■ **Text passage**:
==*==

Lir Theatre, September 18th

Upon watching the first season of the TV show Utopia recently, I commented to a friend that I preferred my dystopias to have a flicker of hope, rather than be relentlessly draining like the one found in Dennis Kelly’s creation. Dystopian worlds often prove valuable by encouraging a suspense of disbelief that puts our own world at a remove, allowing the audience all the more to analyse, compare, contrast, as well as indulge in an enjoyable bit of make-believe.

Actors Manus Halligan (Jamie McHugh) and John Cronin (Conal McCarthy) convey the dark reality they inhabit in Reckoners through a series of rhythmically interwoven monologues. Each character is relatively close to an archetype and travelling on an understandably short developmental arc themselves, but these were excellently conveyed by the strangled and abbreviated language – often coarse and funny – of the script and the cartoonish delivery of the actors.

The world built for Conal and Jamie is the town of the ‘Stra – for the town is their world – in a neither-past-nor-future alternate rural Ireland, celebrating a vicious feast day that is a cross between Hallowe’en, the bonfires of The Twelfth, the running of the bulls in Pamplona and the last days of Oxegen Festival. As the two men’s tales intertwine further, we’re granted background, snapshots of the factors that have formed them: the families, the town, the women, the cruelty. What is all the more impressive is how, by the end, we’re in possession of such well-rounded impressions of all these elements.

That we do of course, is testament primarily to the script of Ross Dungan which elicits just enough information in the chewed and spat language each character took turns with to paint the picture for us. At one stage, a particularly traumatic scene is conjured with only the fragments that could be witnessed under each flash of fireworks overhead breaking up the otherwise all-encompassing dark. It serves as a microcosm of Reckoners’ minimalist, noir thrill: rhythmic, violent, evocative and engrossing.

Reckoners runs at The Lir Theatre, Pearse Street until Saturday 20th September.

==*==

■ **Material provided**:
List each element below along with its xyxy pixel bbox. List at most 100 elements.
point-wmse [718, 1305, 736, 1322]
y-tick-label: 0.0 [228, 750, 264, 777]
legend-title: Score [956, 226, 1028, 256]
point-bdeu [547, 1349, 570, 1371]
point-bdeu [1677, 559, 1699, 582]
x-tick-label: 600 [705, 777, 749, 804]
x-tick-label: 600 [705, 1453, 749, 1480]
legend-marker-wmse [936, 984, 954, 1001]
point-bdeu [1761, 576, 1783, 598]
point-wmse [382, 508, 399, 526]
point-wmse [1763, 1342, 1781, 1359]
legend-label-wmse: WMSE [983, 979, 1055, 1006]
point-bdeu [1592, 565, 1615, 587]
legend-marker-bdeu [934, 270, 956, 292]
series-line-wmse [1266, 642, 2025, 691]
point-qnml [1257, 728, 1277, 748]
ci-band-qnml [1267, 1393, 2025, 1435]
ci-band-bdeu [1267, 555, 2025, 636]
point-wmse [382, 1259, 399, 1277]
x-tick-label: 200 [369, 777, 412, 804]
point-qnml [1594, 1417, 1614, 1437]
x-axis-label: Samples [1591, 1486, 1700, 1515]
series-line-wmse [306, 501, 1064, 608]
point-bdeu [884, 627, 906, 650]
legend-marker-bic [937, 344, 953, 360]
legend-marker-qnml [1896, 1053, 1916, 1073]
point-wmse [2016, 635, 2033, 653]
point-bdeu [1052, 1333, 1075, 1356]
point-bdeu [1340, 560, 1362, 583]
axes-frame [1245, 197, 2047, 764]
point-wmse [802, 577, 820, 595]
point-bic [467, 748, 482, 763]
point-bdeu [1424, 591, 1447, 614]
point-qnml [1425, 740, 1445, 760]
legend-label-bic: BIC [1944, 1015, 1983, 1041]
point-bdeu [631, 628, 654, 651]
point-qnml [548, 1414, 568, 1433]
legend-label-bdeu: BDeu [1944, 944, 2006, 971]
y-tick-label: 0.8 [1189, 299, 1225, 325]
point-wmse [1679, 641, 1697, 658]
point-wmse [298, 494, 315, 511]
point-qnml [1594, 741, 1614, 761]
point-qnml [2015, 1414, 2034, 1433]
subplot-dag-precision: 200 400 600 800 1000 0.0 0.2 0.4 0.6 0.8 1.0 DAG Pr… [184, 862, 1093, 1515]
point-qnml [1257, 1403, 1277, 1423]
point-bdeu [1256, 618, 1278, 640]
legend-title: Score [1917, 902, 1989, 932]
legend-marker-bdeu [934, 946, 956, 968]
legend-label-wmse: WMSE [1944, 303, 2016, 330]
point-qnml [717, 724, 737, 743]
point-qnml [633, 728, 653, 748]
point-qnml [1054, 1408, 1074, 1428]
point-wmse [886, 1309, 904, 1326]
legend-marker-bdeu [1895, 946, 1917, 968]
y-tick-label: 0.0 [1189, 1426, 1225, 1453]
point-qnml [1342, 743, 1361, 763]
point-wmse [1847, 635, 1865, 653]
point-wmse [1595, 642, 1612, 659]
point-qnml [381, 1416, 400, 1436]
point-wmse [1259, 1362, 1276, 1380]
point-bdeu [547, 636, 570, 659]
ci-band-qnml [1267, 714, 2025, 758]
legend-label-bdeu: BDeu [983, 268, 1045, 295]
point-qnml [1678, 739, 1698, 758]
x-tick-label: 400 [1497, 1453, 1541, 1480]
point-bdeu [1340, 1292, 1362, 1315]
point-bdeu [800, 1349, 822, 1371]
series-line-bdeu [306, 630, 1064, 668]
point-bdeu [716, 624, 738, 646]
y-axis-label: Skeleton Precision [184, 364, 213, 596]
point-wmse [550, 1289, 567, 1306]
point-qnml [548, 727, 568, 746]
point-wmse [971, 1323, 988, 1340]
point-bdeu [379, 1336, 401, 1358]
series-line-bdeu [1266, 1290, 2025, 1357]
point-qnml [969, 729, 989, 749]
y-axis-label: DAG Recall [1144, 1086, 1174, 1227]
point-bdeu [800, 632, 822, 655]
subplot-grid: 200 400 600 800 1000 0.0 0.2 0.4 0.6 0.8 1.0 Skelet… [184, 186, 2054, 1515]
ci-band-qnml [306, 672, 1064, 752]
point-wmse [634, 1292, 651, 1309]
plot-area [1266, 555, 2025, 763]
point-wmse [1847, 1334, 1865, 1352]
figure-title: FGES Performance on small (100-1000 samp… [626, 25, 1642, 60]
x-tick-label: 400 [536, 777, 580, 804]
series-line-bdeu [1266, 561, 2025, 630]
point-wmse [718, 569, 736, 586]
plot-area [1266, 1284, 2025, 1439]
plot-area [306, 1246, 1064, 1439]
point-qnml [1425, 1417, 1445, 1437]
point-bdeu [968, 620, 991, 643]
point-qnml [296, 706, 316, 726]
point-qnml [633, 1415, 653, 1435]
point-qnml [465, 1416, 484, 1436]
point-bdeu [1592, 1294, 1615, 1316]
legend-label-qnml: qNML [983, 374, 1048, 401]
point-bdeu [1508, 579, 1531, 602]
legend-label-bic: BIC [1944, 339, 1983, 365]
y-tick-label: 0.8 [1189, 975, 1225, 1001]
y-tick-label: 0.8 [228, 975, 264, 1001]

==*==

■ **Task to carry out**:
Reproduce word for word the part of the Reckoners review between "Actors Manus Halligan" and "of the actors.", inclusive.

■ **Reply to the exercise**:
Actors Manus Halligan (Jamie McHugh) and John Cronin (Conal McCarthy) convey the dark reality they inhabit in Reckoners through a series of rhythmically interwoven monologues. Each character is relatively close to an archetype and travelling on an understandably short developmental arc themselves, but these were excellently conveyed by the strangled and abbreviated language – often coarse and funny – of the script and the cartoonish delivery of the actors.